◆ **Written problem**:
Reproduce every line of the items below word for word, leaving out the pictures.

◆ **Data**:
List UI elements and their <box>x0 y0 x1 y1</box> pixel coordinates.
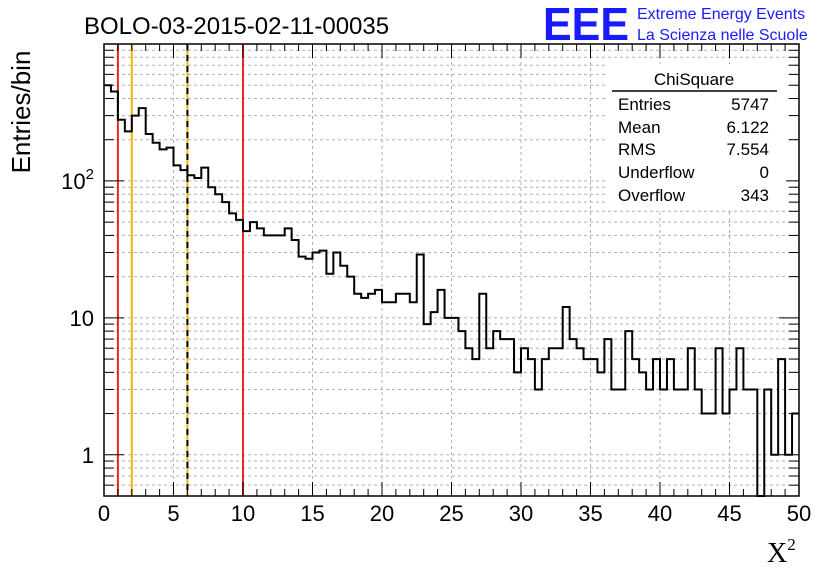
stats-value-overflow: 343 <box>741 186 769 205</box>
logo-mark: EEE <box>543 0 629 50</box>
stats-value-entries: 5747 <box>731 95 769 114</box>
x-tick-label: 50 <box>787 501 811 526</box>
x-tick-label: 15 <box>300 501 324 526</box>
stats-label-entries: Entries <box>618 95 671 114</box>
stats-value-rms: 7.554 <box>726 140 769 159</box>
x-tick-label: 45 <box>717 501 741 526</box>
stats-label-overflow: Overflow <box>618 186 686 205</box>
x-axis-title-base: X <box>767 538 787 569</box>
x-axis-title: X2 <box>767 535 796 569</box>
eee-logo: EEE Extreme Energy Events La Scienza nel… <box>543 0 808 50</box>
stats-label-rms: RMS <box>618 140 656 159</box>
y-tick-label-base: 10 <box>61 169 85 194</box>
x-tick-label: 5 <box>167 501 179 526</box>
x-axis-title-sup: 2 <box>787 535 796 554</box>
y-axis-title: Entries/bin <box>6 51 36 174</box>
x-tick-label: 40 <box>648 501 672 526</box>
x-tick-label: 25 <box>439 501 463 526</box>
stats-box-bg <box>606 64 786 210</box>
y-tick-label: 10 <box>70 306 94 331</box>
stats-box: ChiSquare Entries 5747 Mean 6.122 RMS 7.… <box>606 64 786 210</box>
logo-line-2: La Scienza nelle Scuole <box>637 27 808 44</box>
stats-label-mean: Mean <box>618 118 661 137</box>
chart-title: BOLO-03-2015-02-11-00035 <box>84 13 389 40</box>
x-tick-labels: 0 5 10 15 20 25 30 35 40 45 50 <box>98 501 811 526</box>
x-tick-label: 35 <box>578 501 602 526</box>
x-tick-label: 10 <box>231 501 255 526</box>
logo-line-1: Extreme Energy Events <box>637 6 805 23</box>
y-tick-label: 1 <box>82 443 94 468</box>
y-tick-label-base: 10 <box>70 306 94 331</box>
axis-ticks <box>103 43 800 497</box>
y-tick-label-base: 1 <box>82 443 94 468</box>
y-tick-label-exponent: 2 <box>86 166 94 183</box>
grid-lines <box>104 43 799 497</box>
stats-value-underflow: 0 <box>760 163 769 182</box>
stats-label-underflow: Underflow <box>618 163 695 182</box>
stats-value-mean: 6.122 <box>726 118 769 137</box>
x-tick-label: 30 <box>509 501 533 526</box>
histogram-series <box>104 84 799 497</box>
y-tick-label: 102 <box>61 166 94 194</box>
x-tick-label: 20 <box>370 501 394 526</box>
stats-title: ChiSquare <box>654 70 734 89</box>
x-tick-label: 0 <box>98 501 110 526</box>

◆ **Worked answer**:
List UI elements and their <box>x0 y0 x1 y1</box> pixel coordinates.
stats-value-overflow: 343 <box>741 186 769 205</box>
logo-mark: EEE <box>543 0 629 50</box>
stats-value-entries: 5747 <box>731 95 769 114</box>
x-tick-label: 50 <box>787 501 811 526</box>
x-tick-label: 15 <box>300 501 324 526</box>
stats-label-entries: Entries <box>618 95 671 114</box>
stats-value-rms: 7.554 <box>726 140 769 159</box>
x-tick-label: 45 <box>717 501 741 526</box>
stats-label-overflow: Overflow <box>618 186 686 205</box>
x-axis-title-base: X <box>767 538 787 569</box>
x-axis-title: X2 <box>767 535 796 569</box>
eee-logo: EEE Extreme Energy Events La Scienza nel… <box>543 0 808 50</box>
stats-label-rms: RMS <box>618 140 656 159</box>
y-tick-label-base: 10 <box>61 169 85 194</box>
x-tick-label: 5 <box>167 501 179 526</box>
x-axis-title-sup: 2 <box>787 535 796 554</box>
y-axis-title: Entries/bin <box>6 51 36 174</box>
x-tick-label: 40 <box>648 501 672 526</box>
x-tick-label: 25 <box>439 501 463 526</box>
stats-box-bg <box>606 64 786 210</box>
y-tick-label: 10 <box>70 306 94 331</box>
stats-box: ChiSquare Entries 5747 Mean 6.122 RMS 7.… <box>606 64 786 210</box>
logo-line-2: La Scienza nelle Scuole <box>637 27 808 44</box>
stats-label-mean: Mean <box>618 118 661 137</box>
chart-title: BOLO-03-2015-02-11-00035 <box>84 13 389 40</box>
x-tick-labels: 0 5 10 15 20 25 30 35 40 45 50 <box>98 501 811 526</box>
x-tick-label: 35 <box>578 501 602 526</box>
x-tick-label: 10 <box>231 501 255 526</box>
logo-line-1: Extreme Energy Events <box>637 6 805 23</box>
y-tick-label: 1 <box>82 443 94 468</box>
y-tick-label-base: 10 <box>70 306 94 331</box>
axis-ticks <box>103 43 800 497</box>
y-tick-label-base: 1 <box>82 443 94 468</box>
y-tick-label-exponent: 2 <box>86 166 94 183</box>
grid-lines <box>104 43 799 497</box>
stats-value-underflow: 0 <box>760 163 769 182</box>
stats-label-underflow: Underflow <box>618 163 695 182</box>
stats-value-mean: 6.122 <box>726 118 769 137</box>
x-tick-label: 30 <box>509 501 533 526</box>
histogram-series <box>104 84 799 497</box>
y-tick-label: 102 <box>61 166 94 194</box>
x-tick-label: 20 <box>370 501 394 526</box>
stats-title: ChiSquare <box>654 70 734 89</box>
x-tick-label: 0 <box>98 501 110 526</box>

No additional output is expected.